AVAILABLE RECORDS:
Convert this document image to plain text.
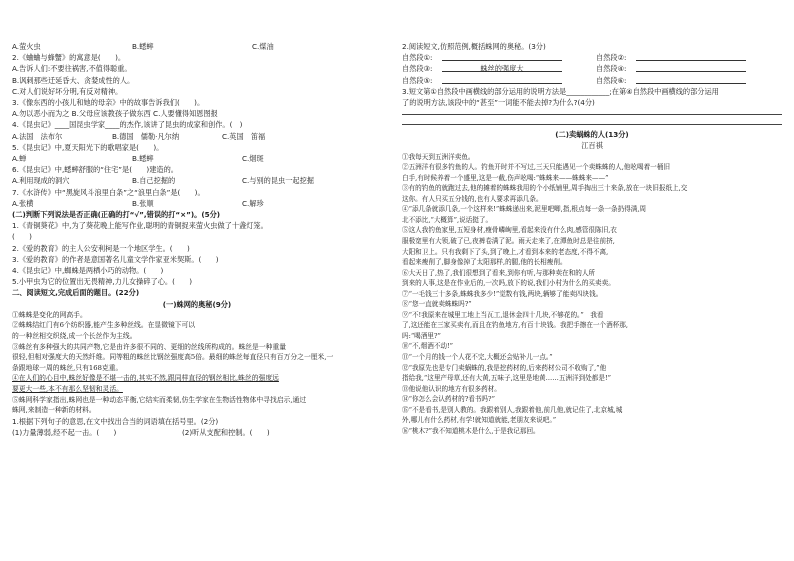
A.萤火虫	B.蟋蟀	C.煤油
2.《蛐蛐与蜂蟹》的寓意是(　　)。
A.告诉人们:不要往祸害,不值得聪重。
B.讽刺那些迁延昏大、贪婪成性的人。
C.对人们说好坏分明,有反对精神。
3.《像东西的小孩儿和她的母亲》中的故事告诉我们(　　)。
A.勿以恶小而为之 B.父母应该教孩子做东西 C.人要懂得知恩图报
4.《昆虫记》____国昆虫学家____的杰作,该讲了昆虫的成家和创作。(　)
A.法国　法布尔	B.德国　儒勒·凡尔纳	C.英国　笛福
5.《昆虫记》中,夏天阳光下的歌唱家是(　　)。
A.蝉	B.蟋蟀	C.烟斑
6.《昆虫记》中,蟋蟀舒服的“住宅”是(　　)建造的。
A.利用现成的洞穴	B.自己挖掘的	C.与别的昆虫一起挖掘
7.《水浒传》中“黑旋风斗浪里白条”之“浪里白条”是(　　)。
A.张横	B.张顺	C.解珍
(二)判断下列说法是否正确(正确的打“√”,错误的打“×”)。(5分)
1.《青铜葵花》中,为了葵花晚上能写作业,聪明的青铜捉来萤火虫做了十盏灯笼。
(　　)
2.《爱的教育》的主人公安利柯是一个地区学生。(　　)
3.《爱的教育》的作者是意国著名儿童文学作家亚米契斯。(　　)
4.《昆虫记》中,蜘蛛是两栖小巧的动物。(　　)
5.小甲虫为它的位置出无畏精神,力儿女操碎了心。(　　)
二、阅读短文,完成后面的题目。(22分)
(一)蛛网的奥秘(9分)
①蛛蛛是变化的网高手。
②蛛蛛结红门有6个纺织器,能产生多种丝线。在显微镜下可以
的一种丝相交织绕,成一个长丝作为主线。
③蛛丝有多种强大的共同产物,它是由许多很不同的、更细的丝线所构成的。蛛丝是一种重量
很轻,但相对强度大的天然纤维。同等粗的蛛丝比钢丝强度高5倍。最细的蛛丝每直径只有百万分之一厘米,一
条跟地球一周的蛛丝,只有168克重。
④在人们的心目中,蛛丝好像是不堪一击的,其实不然,跟同样直径的钢丝相比,蛛丝的强度远
要更大一些,本不有那么坚韧和灵活。
⑤蛛网科学家指出,蛛网也是一种动态平衡,它结实而柔韧,仿生学家在生物活性物体中寻找启示,通过
蛛网,来制造一种新的材料。
1.根据下列句子的意思,在文中找出合当的词语填在括号里。(2分)
(1)力量薄弱,经不起一击。(　　)	(2)听从支配和控制。(　　)
2.阅读短文,仿照范例,概括蛛网的奥秘。(3分)
自然段①:	自然段②:
自然段③:	蛛丝的强度大	自然段④:
自然段⑤:	自然段⑥:
3.短文第①自然段中画横线的部分运用的说明方法是____________;在第④自然段中画横线的部分运用
了的说明方法,该段中的“甚至”一词能不能去掉?为什么?(4分)
(二)卖蜗蛛的人(13分)
江百祺
①我每天到五洲洋卖鱼。
②五洲洋有很多钓鱼的人。钓鱼开时并不写过,三天只能遇见一个卖蛛蛛的人,他吆喝着一桶旧
白手,有时候养着一个盛里,这是一截,伤声吆喝:“蛛蛛来——蛛蛛来——”
③有的钓鱼的就跑过去,他的摊着的蛛蛛我用的个小纸铺里,周手掏出三十来条,放在一块旧报纸上,交
这你。有人只买五分钱的,也有人要求再添几条。
④“添几条就添几条,一个这样来!”蛛蛛递出来,泥里吧唧,指,根点每一条一条扔得满,周
北不添比,“大概算”,说话挺了。
⑤这人我钓鱼家里,五短身材,瘦骨嶙峋里,看起来没有什么肉,感管很陈旧,衣
服极宽里有大领,破了已,夜裤卷满了泥。雨天走来了,在潭鱼时总是往前挤,
大阳和卫上。只有我剩下了头,到了晚上,才看到本来的老态度,不得不离,
看起来瘦削了,脚身像掉了太阳那样,的腿,他的长相瘦削。
⑥大天日了,热了,我们很想到了看来,到你有听,与那种卖在和的人所
到来的人事,这是在作业后的,一次吗,放下的说,我们小村为什么的买卖卖。
⑦“一毛钱三十多条,蛛蛛我多少!”觉数有钱,两块,辆够了能卖四块钱。
⑧“您一直就卖蛛蛛吗?”
⑨“不!我原来在城里工地上当瓦工,退休金四十几块,不够花的。”　我看
了,这还能在三家买卖有,而且在钓鱼地方,有百十块钱。我把手擦在一个酒杯那,
吗:“喝酒里?”
⑩“不,烟酒不动!”
⑪“一个月的钱一个人花不完,大概还会贴补儿一点。”
⑫“我原先也是专门卖蜗蛛的,我是挖药材的,后来药材公司不收购了,”他
指给我,“这里产母草,还有大黄,五味子,这里是地黄……五洲洋到处都是!”
⑬他说他认识的地方有很多药材。
⑭“你怎么会认药材的?看书吗?”
⑮“不是看书,是别人教的。我跟着别人,我跟着他,前几他,就记住了,北京城,城
外,哪儿有什么药材,有学!就知道就能,老朋友来说吧。”
⑯“桃木?”我不知道桃木是什么,于是我记那回。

INSTRUCTIONS TO FOLLOW:
All the lines above are to be given again exactly as they read, with the pictures removed.

WRITTEN RESPONSE:
Convert this document image to plain text.
A.萤火虫	B.蟋蟀	C.煤油
2.《蛐蛐与蜂蟹》的寓意是(　　)。
A.告诉人们:不要往祸害,不值得聪重。
B.讽刺那些迁延昏大、贪婪成性的人。
C.对人们说好坏分明,有反对精神。
3.《像东西的小孩儿和她的母亲》中的故事告诉我们(　　)。
A.勿以恶小而为之 B.父母应该教孩子做东西 C.人要懂得知恩图报
4.《昆虫记》____国昆虫学家____的杰作,该讲了昆虫的成家和创作。(　)
A.法国　法布尔	B.德国　儒勒·凡尔纳	C.英国　笛福
5.《昆虫记》中,夏天阳光下的歌唱家是(　　)。
A.蝉	B.蟋蟀	C.烟斑
6.《昆虫记》中,蟋蟀舒服的“住宅”是(　　)建造的。
A.利用现成的洞穴	B.自己挖掘的	C.与别的昆虫一起挖掘
7.《水浒传》中“黑旋风斗浪里白条”之“浪里白条”是(　　)。
A.张横	B.张顺	C.解珍
(二)判断下列说法是否正确(正确的打“√”,错误的打“×”)。(5分)
1.《青铜葵花》中,为了葵花晚上能写作业,聪明的青铜捉来萤火虫做了十盏灯笼。
(　　)
2.《爱的教育》的主人公安利柯是一个地区学生。(　　)
3.《爱的教育》的作者是意国著名儿童文学作家亚米契斯。(　　)
4.《昆虫记》中,蜘蛛是两栖小巧的动物。(　　)
5.小甲虫为它的位置出无畏精神,力儿女操碎了心。(　　)
二、阅读短文,完成后面的题目。(22分)
(一)蛛网的奥秘(9分)
①蛛蛛是变化的网高手。
②蛛蛛结红门有6个纺织器,能产生多种丝线。在显微镜下可以
的一种丝相交织绕,成一个长丝作为主线。
③蛛丝有多种强大的共同产物,它是由许多很不同的、更细的丝线所构成的。蛛丝是一种重量
很轻,但相对强度大的天然纤维。同等粗的蛛丝比钢丝强度高5倍。最细的蛛丝每直径只有百万分之一厘米,一
条跟地球一周的蛛丝,只有168克重。
④在人们的心目中,蛛丝好像是不堪一击的,其实不然,跟同样直径的钢丝相比,蛛丝的强度远
要更大一些,本不有那么坚韧和灵活。
⑤蛛网科学家指出,蛛网也是一种动态平衡,它结实而柔韧,仿生学家在生物活性物体中寻找启示,通过
蛛网,来制造一种新的材料。
1.根据下列句子的意思,在文中找出合当的词语填在括号里。(2分)
(1)力量薄弱,经不起一击。(　　)	(2)听从支配和控制。(　　)
2.阅读短文,仿照范例,概括蛛网的奥秘。(3分)
自然段①:	自然段②:
自然段③:	蛛丝的强度大	自然段④:
自然段⑤:	自然段⑥:
3.短文第①自然段中画横线的部分运用的说明方法是____________;在第④自然段中画横线的部分运用
了的说明方法,该段中的“甚至”一词能不能去掉?为什么?(4分)
(二)卖蜗蛛的人(13分)
江百祺
①我每天到五洲洋卖鱼。
②五洲洋有很多钓鱼的人。钓鱼开时并不写过,三天只能遇见一个卖蛛蛛的人,他吆喝着一桶旧
白手,有时候养着一个盛里,这是一截,伤声吆喝:“蛛蛛来——蛛蛛来——”
③有的钓鱼的就跑过去,他的摊着的蛛蛛我用的个小纸铺里,周手掏出三十来条,放在一块旧报纸上,交
这你。有人只买五分钱的,也有人要求再添几条。
④“添几条就添几条,一个这样来!”蛛蛛递出来,泥里吧唧,指,根点每一条一条扔得满,周
北不添比,“大概算”,说话挺了。
⑤这人我钓鱼家里,五短身材,瘦骨嶙峋里,看起来没有什么肉,感管很陈旧,衣
服极宽里有大领,破了已,夜裤卷满了泥。雨天走来了,在潭鱼时总是往前挤,
大阳和卫上。只有我剩下了头,到了晚上,才看到本来的老态度,不得不离,
看起来瘦削了,脚身像掉了太阳那样,的腿,他的长相瘦削。
⑥大天日了,热了,我们很想到了看来,到你有听,与那种卖在和的人所
到来的人事,这是在作业后的,一次吗,放下的说,我们小村为什么的买卖卖。
⑦“一毛钱三十多条,蛛蛛我多少!”觉数有钱,两块,辆够了能卖四块钱。
⑧“您一直就卖蛛蛛吗?”
⑨“不!我原来在城里工地上当瓦工,退休金四十几块,不够花的。”　我看
了,这还能在三家买卖有,而且在钓鱼地方,有百十块钱。我把手擦在一个酒杯那,
吗:“喝酒里?”
⑩“不,烟酒不动!”
⑪“一个月的钱一个人花不完,大概还会贴补儿一点。”
⑫“我原先也是专门卖蜗蛛的,我是挖药材的,后来药材公司不收购了,”他
指给我,“这里产母草,还有大黄,五味子,这里是地黄……五洲洋到处都是!”
⑬他说他认识的地方有很多药材。
⑭“你怎么会认药材的?看书吗?”
⑮“不是看书,是别人教的。我跟着别人,我跟着他,前几他,就记住了,北京城,城
外,哪儿有什么药材,有学!就知道就能,老朋友来说吧。”
⑯“桃木?”我不知道桃木是什么,于是我记那回。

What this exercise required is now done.